→ **Work to do**
Check every line for the word "this" and state how many lines have it. Reply with the number alone.
□ □ □ □ □
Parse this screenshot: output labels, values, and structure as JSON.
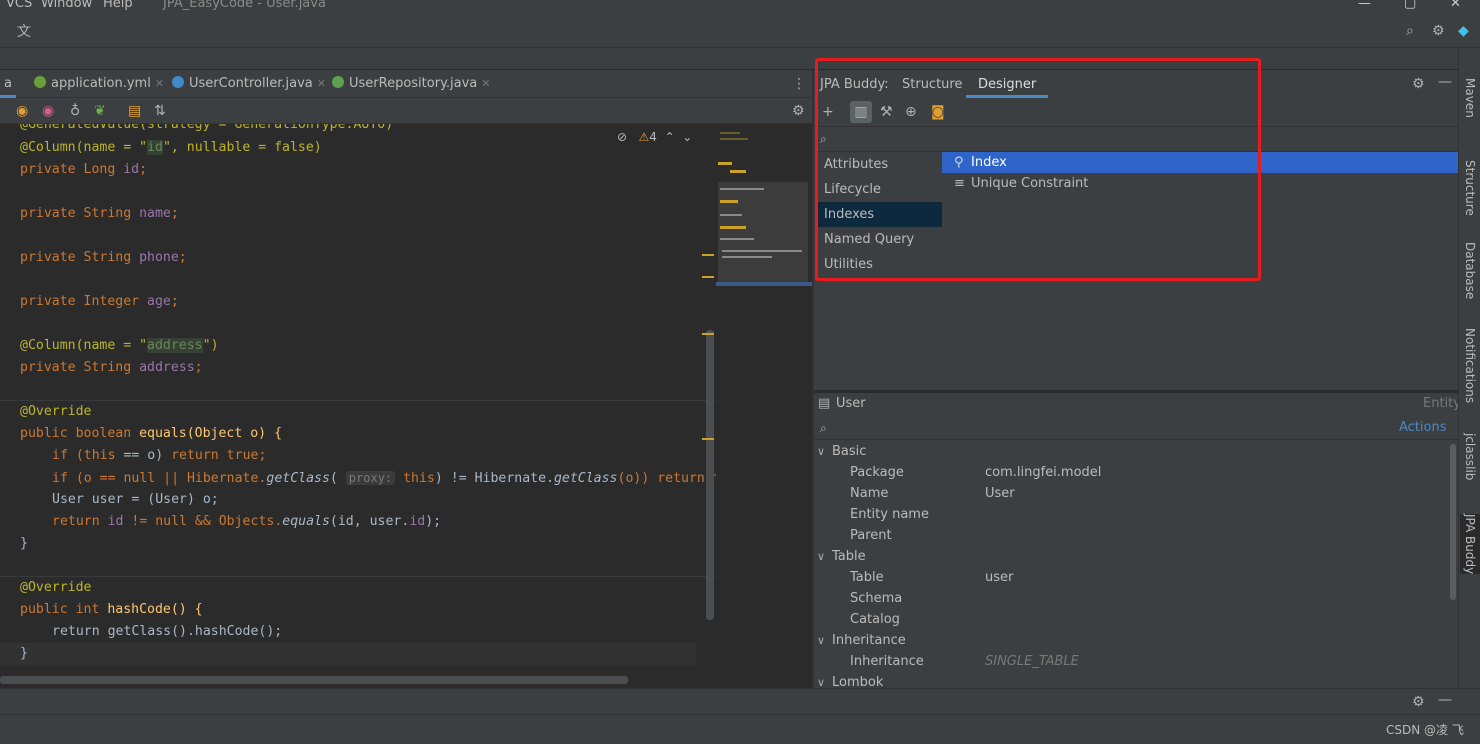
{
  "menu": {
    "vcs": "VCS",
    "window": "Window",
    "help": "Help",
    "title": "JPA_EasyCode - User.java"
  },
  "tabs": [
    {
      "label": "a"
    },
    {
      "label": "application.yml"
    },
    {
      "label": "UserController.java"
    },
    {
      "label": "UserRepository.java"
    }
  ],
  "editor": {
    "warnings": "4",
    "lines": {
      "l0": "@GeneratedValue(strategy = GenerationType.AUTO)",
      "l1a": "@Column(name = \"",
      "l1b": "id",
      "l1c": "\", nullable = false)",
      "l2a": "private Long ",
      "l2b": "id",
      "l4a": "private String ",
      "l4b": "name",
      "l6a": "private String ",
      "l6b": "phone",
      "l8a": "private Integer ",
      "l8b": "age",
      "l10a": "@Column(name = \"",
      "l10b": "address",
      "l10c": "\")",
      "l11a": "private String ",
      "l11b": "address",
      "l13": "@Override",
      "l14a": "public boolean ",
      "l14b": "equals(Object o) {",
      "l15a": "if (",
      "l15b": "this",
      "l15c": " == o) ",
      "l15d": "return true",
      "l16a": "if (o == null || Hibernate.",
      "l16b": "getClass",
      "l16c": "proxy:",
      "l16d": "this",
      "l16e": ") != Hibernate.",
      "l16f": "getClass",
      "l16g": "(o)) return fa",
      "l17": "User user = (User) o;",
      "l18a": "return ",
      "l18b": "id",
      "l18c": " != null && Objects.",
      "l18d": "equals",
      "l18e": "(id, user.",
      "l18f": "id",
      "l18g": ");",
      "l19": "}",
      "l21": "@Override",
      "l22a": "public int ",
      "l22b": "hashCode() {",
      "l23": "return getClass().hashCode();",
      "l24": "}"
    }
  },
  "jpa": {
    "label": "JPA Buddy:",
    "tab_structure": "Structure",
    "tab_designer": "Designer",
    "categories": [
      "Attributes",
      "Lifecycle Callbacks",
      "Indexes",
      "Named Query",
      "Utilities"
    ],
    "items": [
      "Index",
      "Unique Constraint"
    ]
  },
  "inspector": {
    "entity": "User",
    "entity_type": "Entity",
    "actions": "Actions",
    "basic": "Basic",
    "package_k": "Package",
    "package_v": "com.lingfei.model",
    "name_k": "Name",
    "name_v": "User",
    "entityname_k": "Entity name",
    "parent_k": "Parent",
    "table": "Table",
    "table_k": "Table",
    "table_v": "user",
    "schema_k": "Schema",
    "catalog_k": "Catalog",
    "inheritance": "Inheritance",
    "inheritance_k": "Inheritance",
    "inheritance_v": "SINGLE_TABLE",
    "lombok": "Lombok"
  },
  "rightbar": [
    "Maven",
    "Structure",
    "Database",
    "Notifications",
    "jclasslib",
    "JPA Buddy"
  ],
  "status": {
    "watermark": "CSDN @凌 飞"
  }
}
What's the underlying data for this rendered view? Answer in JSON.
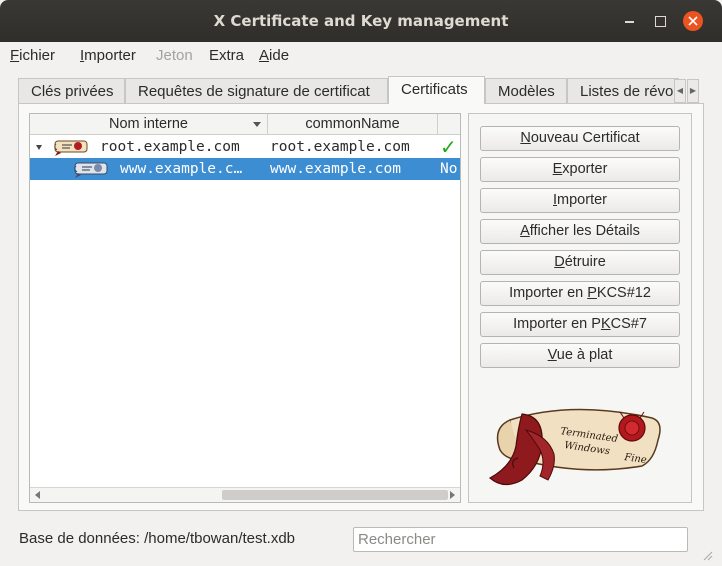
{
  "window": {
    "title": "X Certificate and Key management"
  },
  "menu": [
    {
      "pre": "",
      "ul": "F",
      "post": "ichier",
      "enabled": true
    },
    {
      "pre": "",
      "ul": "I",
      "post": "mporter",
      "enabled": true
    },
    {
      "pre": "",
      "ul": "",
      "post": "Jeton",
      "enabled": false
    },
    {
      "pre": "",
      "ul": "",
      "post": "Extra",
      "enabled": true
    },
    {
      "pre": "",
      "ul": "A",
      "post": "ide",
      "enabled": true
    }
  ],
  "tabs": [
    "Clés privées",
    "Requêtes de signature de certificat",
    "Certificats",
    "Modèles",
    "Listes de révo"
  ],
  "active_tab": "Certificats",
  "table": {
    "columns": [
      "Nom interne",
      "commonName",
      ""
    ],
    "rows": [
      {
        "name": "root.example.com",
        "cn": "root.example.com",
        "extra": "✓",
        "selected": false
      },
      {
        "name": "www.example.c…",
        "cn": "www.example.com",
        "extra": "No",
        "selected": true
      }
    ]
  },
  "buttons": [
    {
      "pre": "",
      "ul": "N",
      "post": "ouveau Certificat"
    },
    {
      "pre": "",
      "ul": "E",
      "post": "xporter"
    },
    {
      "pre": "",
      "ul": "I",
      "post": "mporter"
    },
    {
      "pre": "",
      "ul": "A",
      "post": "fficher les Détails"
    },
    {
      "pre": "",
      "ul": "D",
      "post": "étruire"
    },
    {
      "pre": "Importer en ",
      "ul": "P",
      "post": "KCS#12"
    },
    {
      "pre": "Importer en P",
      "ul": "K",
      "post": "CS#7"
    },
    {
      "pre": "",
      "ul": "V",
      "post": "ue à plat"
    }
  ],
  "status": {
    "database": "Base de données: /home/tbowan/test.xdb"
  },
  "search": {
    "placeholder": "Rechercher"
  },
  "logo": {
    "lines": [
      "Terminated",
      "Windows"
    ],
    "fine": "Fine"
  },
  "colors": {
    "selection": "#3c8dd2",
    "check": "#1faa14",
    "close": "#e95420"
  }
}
□ □ □ □ □
→ **Response**
4